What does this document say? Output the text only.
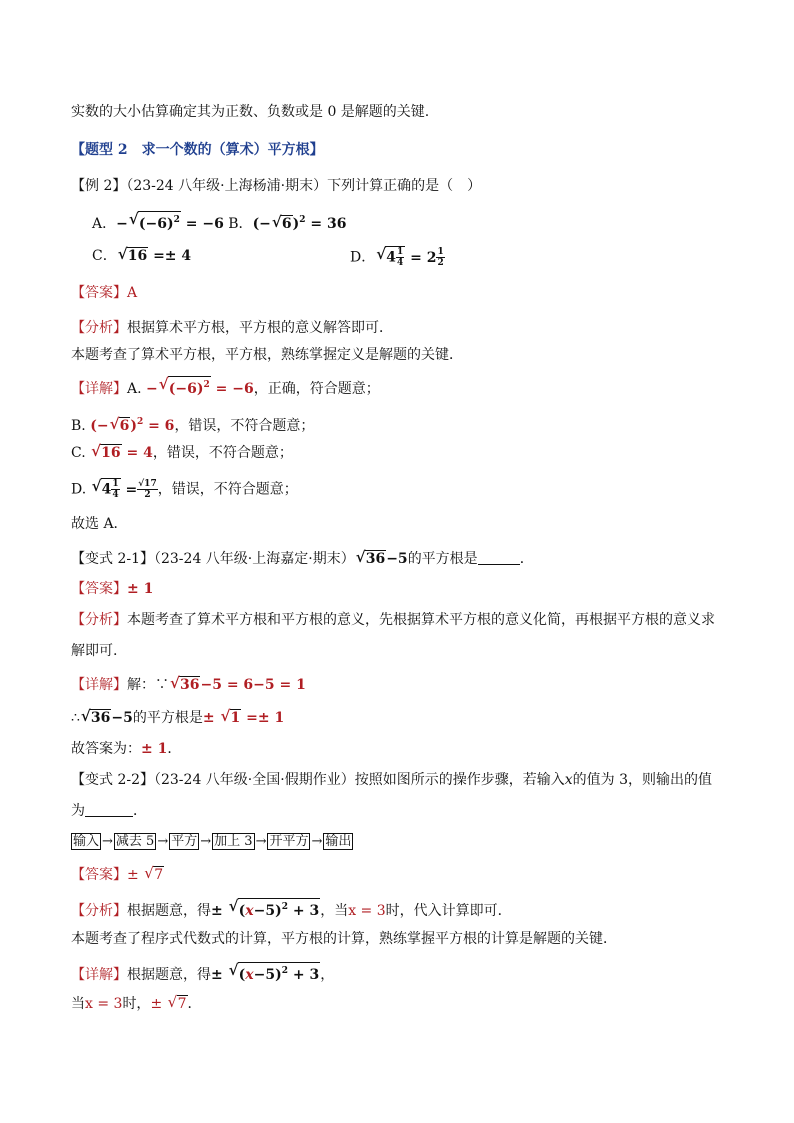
实数的大小估算确定其为正数、负数或是 0 是解题的关键.
【题型 2　求一个数的（算术）平方根】
【例 2】（23-24 八年级·上海杨浦·期末）下列计算正确的是（　）
A．− √ $(-6)^2 = -6$ B．(− √ 6)$^2$ = 36
C． √ 16 =± 4	D． √ $4 \frac{1}{4} = 2 \frac{1}{2}$
【答案】A
【分析】根据算术平方根，平方根的意义解答即可．
本题考查了算术平方根，平方根，熟练掌握定义是解题的关键．
【详解】A. − √ $(-6)^2 = -6$，正确，符合题意；
B. (− √ 6)$^2$ = 6，错误，不符合题意；
C. √ 16 = 4，错误，不符合题意；
D. √ $4 \frac{1}{4} = \frac{√17}{2}$ ，错误，不符合题意；
故选 A．
【变式 2-1】（23-24 八年级·上海嘉定·期末） √ 36−5的平方根是	．
【答案】± 1
【分析】本题考查了算术平方根和平方根的意义，先根据算术平方根的意义化简，再根据平方根的意义求
解即可.
【详解】解：∵ √ 36−5 = 6−5 = 1
∴ √ 36−5的平方根是± √ 1 =± 1
故答案为：± 1．
【变式 2-2】（23-24 八年级·全国·假期作业）按照如图所示的操作步骤，若输入x的值为 3，则输出的值
为	．
输入 → 减去 5 → 平方 → 加上 3 → 开平方 → 输出
【答案】± √ 7
【分析】根据题意，得± √ $(x-5)^2 + 3$，当x = 3时，代入计算即可．
本题考查了程序式代数式的计算，平方根的计算，熟练掌握平方根的计算是解题的关键．
【详解】根据题意，得± √ $(x-5)^2 + 3$，
当x = 3时，± √ 7．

> Description of the task: Looking at the data above, show all lines where the word "frac" occurs.

> The result:
C． √ 16 =± 4	D． √ $4 \frac{1}{4} = 2 \frac{1}{2}$
D. √ $4 \frac{1}{4} = \frac{√17}{2}$ ，错误，不符合题意；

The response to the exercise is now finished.